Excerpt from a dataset
· · · · ·
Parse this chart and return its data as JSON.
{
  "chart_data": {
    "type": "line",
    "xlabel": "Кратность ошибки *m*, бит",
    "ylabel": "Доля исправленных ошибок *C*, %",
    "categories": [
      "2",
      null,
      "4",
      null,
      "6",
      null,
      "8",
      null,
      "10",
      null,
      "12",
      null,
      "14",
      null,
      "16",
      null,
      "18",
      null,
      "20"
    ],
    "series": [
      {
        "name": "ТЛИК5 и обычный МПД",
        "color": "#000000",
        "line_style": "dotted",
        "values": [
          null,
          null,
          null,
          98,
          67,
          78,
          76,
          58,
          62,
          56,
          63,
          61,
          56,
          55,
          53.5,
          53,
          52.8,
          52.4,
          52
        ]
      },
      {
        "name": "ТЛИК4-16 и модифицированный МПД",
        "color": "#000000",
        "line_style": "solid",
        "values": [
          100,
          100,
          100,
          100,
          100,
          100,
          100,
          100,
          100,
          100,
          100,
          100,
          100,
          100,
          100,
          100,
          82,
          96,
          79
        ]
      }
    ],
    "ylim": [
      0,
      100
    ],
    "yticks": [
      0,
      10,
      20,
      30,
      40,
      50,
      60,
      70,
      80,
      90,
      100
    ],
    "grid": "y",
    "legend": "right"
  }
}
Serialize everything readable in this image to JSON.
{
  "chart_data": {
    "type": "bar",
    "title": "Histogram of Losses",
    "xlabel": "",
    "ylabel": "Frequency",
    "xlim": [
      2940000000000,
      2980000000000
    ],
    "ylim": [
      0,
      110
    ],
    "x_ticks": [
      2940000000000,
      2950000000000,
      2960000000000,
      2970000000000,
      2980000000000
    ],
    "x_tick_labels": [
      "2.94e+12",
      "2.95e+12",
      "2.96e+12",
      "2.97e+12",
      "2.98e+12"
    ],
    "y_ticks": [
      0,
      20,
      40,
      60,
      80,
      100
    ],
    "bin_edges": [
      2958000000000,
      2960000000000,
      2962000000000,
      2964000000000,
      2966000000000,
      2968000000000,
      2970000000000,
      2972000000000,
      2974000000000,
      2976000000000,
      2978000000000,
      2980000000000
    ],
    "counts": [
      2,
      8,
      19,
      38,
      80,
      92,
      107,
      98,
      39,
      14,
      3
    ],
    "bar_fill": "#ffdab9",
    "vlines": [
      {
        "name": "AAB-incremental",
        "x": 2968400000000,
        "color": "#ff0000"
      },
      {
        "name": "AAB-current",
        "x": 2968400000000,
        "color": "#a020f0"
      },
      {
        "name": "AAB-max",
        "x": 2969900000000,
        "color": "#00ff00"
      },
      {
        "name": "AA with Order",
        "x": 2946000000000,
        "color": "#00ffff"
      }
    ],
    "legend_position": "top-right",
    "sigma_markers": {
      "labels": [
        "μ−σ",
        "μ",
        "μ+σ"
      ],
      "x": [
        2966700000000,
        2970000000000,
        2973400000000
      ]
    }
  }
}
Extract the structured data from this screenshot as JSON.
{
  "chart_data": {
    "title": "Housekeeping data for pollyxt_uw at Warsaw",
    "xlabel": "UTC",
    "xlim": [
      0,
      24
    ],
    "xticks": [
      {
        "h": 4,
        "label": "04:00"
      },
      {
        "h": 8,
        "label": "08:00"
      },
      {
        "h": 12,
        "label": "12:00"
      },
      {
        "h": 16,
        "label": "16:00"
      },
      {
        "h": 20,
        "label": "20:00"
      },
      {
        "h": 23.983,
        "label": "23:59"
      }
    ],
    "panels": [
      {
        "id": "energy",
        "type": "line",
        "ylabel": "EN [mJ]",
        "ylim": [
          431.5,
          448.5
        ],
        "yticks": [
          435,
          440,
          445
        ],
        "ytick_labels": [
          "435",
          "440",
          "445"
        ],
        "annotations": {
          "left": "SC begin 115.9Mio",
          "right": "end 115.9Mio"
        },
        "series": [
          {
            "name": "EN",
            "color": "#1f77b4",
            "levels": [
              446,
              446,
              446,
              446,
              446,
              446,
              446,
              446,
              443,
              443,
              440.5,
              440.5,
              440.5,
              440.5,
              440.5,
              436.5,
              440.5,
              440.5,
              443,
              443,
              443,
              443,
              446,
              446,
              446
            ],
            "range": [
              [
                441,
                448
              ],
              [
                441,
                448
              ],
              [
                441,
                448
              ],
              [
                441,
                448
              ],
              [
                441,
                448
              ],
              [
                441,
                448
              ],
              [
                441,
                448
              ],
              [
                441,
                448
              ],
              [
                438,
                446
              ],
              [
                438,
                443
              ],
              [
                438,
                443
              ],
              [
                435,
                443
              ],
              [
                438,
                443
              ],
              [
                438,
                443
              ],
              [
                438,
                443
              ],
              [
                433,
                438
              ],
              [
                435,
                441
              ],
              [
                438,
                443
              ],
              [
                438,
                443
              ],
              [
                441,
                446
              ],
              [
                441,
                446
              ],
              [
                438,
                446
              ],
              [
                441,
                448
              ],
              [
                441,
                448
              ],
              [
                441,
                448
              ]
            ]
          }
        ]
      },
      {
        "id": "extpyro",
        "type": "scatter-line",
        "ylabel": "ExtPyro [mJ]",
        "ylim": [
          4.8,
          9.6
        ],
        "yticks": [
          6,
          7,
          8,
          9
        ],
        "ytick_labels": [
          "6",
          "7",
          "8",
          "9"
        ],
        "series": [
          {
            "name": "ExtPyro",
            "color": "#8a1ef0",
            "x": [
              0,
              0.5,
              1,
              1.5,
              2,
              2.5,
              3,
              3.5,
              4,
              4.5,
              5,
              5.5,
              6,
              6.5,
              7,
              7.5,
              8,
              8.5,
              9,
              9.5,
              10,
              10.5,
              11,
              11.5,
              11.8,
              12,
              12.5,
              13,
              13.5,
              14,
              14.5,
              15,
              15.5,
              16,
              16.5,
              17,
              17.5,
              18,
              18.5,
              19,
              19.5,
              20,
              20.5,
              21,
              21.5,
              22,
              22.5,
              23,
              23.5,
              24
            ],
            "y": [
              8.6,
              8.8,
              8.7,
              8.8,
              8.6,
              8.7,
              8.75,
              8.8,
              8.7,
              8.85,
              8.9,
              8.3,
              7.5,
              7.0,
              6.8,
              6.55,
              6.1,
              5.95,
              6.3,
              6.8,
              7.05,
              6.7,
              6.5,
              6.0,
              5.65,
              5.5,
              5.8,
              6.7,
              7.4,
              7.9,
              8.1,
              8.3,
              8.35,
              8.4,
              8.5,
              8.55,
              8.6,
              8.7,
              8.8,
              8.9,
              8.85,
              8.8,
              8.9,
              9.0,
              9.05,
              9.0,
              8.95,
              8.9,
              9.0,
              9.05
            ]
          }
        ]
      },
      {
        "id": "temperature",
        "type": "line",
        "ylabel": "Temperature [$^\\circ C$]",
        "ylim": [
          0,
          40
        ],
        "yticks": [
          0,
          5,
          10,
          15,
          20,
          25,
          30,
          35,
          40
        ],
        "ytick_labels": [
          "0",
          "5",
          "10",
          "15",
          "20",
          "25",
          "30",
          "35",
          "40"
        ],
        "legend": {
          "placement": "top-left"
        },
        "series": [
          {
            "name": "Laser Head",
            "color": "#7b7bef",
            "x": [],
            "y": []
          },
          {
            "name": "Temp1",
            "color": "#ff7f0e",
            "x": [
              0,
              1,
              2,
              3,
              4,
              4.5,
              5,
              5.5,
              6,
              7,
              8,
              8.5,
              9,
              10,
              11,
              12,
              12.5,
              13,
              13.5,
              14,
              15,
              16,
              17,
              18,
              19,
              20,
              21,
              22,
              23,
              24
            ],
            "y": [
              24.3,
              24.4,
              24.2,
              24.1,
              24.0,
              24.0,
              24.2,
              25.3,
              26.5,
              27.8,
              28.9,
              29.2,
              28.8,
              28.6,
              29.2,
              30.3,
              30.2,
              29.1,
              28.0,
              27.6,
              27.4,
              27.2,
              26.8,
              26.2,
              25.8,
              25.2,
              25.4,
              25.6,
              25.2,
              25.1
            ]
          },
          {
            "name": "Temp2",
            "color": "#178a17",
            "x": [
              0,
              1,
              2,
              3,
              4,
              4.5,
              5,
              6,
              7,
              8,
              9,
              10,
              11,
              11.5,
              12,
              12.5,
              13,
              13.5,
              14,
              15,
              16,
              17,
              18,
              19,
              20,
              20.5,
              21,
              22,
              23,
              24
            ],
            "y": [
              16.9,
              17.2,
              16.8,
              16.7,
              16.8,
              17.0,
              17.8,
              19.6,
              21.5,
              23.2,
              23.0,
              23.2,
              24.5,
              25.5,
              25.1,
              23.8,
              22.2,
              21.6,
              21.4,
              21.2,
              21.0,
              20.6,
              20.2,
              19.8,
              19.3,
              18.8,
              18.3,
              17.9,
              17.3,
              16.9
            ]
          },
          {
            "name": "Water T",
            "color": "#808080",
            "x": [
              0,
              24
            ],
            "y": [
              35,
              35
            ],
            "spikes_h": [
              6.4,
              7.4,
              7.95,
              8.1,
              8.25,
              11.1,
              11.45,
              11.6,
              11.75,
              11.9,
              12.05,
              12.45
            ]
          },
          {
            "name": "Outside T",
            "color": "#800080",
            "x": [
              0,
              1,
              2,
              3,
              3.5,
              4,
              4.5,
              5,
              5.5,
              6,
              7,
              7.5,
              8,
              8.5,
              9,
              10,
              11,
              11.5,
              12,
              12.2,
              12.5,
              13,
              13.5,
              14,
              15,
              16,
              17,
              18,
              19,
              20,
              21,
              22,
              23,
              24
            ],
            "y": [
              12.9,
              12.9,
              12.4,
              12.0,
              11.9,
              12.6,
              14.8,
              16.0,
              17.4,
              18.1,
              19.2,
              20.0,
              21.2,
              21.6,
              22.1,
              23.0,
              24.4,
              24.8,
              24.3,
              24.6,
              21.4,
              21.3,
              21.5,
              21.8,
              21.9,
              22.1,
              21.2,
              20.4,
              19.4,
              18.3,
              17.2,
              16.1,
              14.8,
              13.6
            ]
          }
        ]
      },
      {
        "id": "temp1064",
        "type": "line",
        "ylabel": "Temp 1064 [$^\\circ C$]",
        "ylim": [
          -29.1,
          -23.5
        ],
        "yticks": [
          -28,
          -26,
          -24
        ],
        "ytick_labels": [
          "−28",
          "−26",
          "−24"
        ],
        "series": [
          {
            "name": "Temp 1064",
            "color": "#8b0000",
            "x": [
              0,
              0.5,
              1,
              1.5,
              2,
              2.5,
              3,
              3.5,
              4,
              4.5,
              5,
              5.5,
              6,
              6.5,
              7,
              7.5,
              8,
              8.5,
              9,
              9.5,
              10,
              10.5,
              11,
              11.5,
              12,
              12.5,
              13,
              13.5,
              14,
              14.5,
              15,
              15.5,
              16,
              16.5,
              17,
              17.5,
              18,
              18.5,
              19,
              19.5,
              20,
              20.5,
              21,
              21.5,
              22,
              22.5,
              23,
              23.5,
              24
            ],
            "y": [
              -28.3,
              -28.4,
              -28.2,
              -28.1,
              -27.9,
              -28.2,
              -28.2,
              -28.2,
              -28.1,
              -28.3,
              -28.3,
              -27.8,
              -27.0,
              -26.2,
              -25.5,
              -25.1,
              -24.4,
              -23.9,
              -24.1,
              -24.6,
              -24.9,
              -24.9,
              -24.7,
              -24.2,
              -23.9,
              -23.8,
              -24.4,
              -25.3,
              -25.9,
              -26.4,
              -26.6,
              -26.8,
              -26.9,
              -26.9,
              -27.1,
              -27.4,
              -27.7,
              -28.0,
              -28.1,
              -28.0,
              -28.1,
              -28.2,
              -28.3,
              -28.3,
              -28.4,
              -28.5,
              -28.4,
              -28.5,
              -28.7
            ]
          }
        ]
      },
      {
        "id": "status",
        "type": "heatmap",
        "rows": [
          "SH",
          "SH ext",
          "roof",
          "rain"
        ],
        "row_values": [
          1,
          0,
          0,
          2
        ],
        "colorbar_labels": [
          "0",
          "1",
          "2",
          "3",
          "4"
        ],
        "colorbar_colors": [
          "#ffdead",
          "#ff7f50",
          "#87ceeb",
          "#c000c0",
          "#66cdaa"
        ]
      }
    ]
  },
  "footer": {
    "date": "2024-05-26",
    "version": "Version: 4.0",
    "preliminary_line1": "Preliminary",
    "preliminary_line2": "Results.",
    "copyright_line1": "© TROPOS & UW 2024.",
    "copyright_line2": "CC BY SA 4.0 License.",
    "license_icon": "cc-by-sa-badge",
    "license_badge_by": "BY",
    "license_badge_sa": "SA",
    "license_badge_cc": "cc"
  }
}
· · · · ·
Task details.
Select and copy each line from the data that includes the word "JSON".

Worked answer.
Parse this chart and return its data as JSON.
Serialize everything readable in this image to JSON.
Extract the structured data from this screenshot as JSON.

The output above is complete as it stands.